* [WHAT THE EXERCISE ASKS]: Work out how many lines include "JSON" and answer with that number only.
----------
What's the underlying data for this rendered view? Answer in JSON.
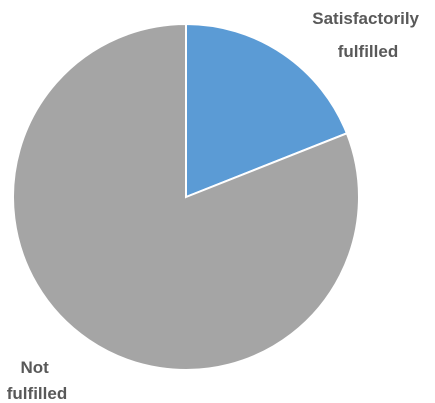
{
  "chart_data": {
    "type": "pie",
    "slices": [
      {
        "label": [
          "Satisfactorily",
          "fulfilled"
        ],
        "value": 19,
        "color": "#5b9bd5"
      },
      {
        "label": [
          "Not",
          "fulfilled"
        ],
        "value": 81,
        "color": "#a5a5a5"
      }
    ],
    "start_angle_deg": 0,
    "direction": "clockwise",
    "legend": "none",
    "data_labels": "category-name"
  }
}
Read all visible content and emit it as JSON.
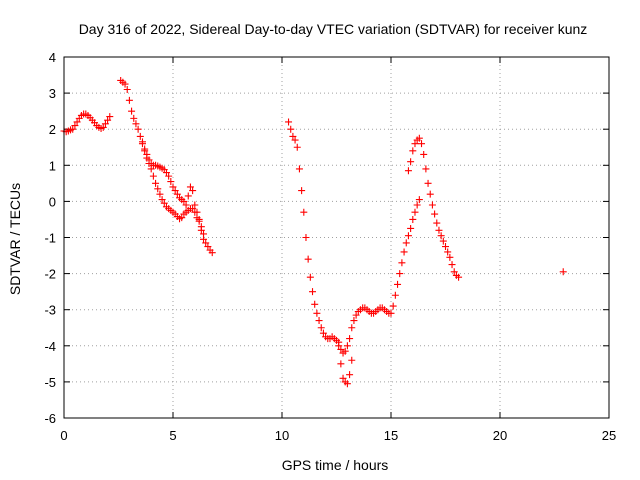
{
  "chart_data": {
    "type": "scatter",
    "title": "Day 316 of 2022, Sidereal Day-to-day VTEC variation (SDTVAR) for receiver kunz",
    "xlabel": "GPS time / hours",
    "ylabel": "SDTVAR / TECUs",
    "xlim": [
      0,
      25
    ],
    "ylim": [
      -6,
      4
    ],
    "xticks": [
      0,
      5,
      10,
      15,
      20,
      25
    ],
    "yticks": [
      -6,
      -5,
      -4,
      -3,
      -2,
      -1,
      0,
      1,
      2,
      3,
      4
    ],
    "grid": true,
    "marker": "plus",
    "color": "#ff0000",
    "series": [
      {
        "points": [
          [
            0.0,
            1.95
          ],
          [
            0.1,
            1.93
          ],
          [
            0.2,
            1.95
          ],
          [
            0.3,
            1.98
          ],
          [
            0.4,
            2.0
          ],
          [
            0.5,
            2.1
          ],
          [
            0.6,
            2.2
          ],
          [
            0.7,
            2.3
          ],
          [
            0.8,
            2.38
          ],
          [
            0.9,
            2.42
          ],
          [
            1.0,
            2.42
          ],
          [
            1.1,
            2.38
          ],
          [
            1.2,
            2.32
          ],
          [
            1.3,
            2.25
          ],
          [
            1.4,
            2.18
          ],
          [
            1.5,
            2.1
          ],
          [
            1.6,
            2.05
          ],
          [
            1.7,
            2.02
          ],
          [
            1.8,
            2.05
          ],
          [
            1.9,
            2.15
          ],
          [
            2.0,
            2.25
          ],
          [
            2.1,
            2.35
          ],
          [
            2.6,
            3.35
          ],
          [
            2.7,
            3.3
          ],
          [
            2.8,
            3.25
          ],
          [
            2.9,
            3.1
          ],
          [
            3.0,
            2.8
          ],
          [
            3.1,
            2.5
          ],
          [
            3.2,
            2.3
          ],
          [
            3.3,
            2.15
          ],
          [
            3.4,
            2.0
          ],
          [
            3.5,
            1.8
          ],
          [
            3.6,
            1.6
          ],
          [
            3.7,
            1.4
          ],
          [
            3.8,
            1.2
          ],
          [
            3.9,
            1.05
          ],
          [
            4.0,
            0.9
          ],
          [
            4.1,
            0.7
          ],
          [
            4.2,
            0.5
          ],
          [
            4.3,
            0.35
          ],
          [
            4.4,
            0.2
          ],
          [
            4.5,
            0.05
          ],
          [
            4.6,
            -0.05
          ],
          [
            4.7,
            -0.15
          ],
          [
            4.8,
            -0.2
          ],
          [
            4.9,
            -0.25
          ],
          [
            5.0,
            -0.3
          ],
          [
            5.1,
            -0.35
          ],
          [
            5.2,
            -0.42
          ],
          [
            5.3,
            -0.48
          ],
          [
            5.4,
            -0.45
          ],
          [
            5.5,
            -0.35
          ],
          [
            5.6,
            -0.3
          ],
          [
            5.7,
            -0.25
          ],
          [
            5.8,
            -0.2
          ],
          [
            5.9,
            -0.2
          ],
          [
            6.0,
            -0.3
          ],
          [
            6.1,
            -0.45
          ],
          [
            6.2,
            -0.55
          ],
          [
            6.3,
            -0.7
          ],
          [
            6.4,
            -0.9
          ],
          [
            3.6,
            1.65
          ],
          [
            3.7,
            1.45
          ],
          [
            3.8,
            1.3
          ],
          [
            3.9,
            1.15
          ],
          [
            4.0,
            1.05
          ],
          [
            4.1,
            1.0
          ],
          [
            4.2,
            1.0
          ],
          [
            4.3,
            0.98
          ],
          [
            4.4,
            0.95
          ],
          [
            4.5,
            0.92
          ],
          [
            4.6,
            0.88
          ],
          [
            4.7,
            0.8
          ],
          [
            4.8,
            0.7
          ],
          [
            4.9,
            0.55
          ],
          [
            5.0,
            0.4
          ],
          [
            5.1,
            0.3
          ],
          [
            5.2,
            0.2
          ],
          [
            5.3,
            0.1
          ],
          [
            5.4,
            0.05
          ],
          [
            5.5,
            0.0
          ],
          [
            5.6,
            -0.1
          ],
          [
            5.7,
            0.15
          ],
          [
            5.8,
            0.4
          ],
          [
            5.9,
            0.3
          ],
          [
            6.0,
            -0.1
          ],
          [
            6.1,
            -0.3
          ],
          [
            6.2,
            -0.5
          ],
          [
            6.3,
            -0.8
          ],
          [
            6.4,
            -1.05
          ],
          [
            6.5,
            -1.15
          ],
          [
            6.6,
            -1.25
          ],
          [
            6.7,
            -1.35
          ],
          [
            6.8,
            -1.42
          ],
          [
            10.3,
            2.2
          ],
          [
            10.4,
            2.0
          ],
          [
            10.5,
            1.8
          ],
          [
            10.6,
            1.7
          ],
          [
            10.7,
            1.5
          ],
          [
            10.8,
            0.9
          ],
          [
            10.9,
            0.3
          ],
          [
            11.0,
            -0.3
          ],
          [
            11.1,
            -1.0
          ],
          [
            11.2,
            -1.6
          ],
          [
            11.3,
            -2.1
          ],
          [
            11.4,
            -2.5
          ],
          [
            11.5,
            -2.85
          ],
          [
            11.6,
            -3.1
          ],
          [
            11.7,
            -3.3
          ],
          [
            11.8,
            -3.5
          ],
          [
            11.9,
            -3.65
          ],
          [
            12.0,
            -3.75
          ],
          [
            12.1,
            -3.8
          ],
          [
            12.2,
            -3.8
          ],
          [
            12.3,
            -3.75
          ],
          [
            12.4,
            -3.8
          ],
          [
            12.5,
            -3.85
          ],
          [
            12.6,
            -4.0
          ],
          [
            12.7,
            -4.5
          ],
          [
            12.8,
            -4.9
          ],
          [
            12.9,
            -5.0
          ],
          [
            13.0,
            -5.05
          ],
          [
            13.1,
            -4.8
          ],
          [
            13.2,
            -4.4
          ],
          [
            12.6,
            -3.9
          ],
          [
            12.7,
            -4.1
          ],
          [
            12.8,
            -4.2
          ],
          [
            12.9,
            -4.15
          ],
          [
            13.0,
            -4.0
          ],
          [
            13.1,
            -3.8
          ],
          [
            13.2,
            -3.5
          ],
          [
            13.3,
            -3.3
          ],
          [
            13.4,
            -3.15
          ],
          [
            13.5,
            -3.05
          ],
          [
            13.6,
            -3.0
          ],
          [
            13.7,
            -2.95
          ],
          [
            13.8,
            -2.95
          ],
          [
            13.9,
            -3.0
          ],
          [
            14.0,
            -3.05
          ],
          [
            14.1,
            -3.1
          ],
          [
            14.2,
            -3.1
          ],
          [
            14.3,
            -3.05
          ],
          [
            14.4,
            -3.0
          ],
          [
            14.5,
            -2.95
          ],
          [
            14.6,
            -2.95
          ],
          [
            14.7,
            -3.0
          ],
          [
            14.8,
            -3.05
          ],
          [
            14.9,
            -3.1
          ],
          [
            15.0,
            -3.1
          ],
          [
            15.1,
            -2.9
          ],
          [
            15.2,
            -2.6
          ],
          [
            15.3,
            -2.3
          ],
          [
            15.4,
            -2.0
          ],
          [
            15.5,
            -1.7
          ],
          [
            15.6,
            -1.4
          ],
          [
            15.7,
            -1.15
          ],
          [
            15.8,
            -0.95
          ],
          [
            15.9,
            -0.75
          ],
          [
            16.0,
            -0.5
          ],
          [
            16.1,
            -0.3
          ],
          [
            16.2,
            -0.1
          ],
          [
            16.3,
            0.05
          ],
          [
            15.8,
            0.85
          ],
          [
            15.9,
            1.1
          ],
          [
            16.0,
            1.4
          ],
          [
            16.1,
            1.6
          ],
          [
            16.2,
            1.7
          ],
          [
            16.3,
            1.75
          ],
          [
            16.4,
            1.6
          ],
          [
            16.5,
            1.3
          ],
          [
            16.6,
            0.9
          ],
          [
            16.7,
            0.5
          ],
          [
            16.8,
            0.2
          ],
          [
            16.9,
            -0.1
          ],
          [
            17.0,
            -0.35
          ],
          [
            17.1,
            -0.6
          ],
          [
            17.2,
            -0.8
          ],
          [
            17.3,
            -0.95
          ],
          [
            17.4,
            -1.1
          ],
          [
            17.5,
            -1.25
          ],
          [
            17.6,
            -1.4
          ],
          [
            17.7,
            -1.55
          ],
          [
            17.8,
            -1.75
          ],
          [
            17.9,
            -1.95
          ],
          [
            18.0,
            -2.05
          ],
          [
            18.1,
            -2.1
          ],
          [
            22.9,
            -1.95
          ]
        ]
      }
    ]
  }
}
----------
* [SOLUTION FOR THIS PROBLEM]: 2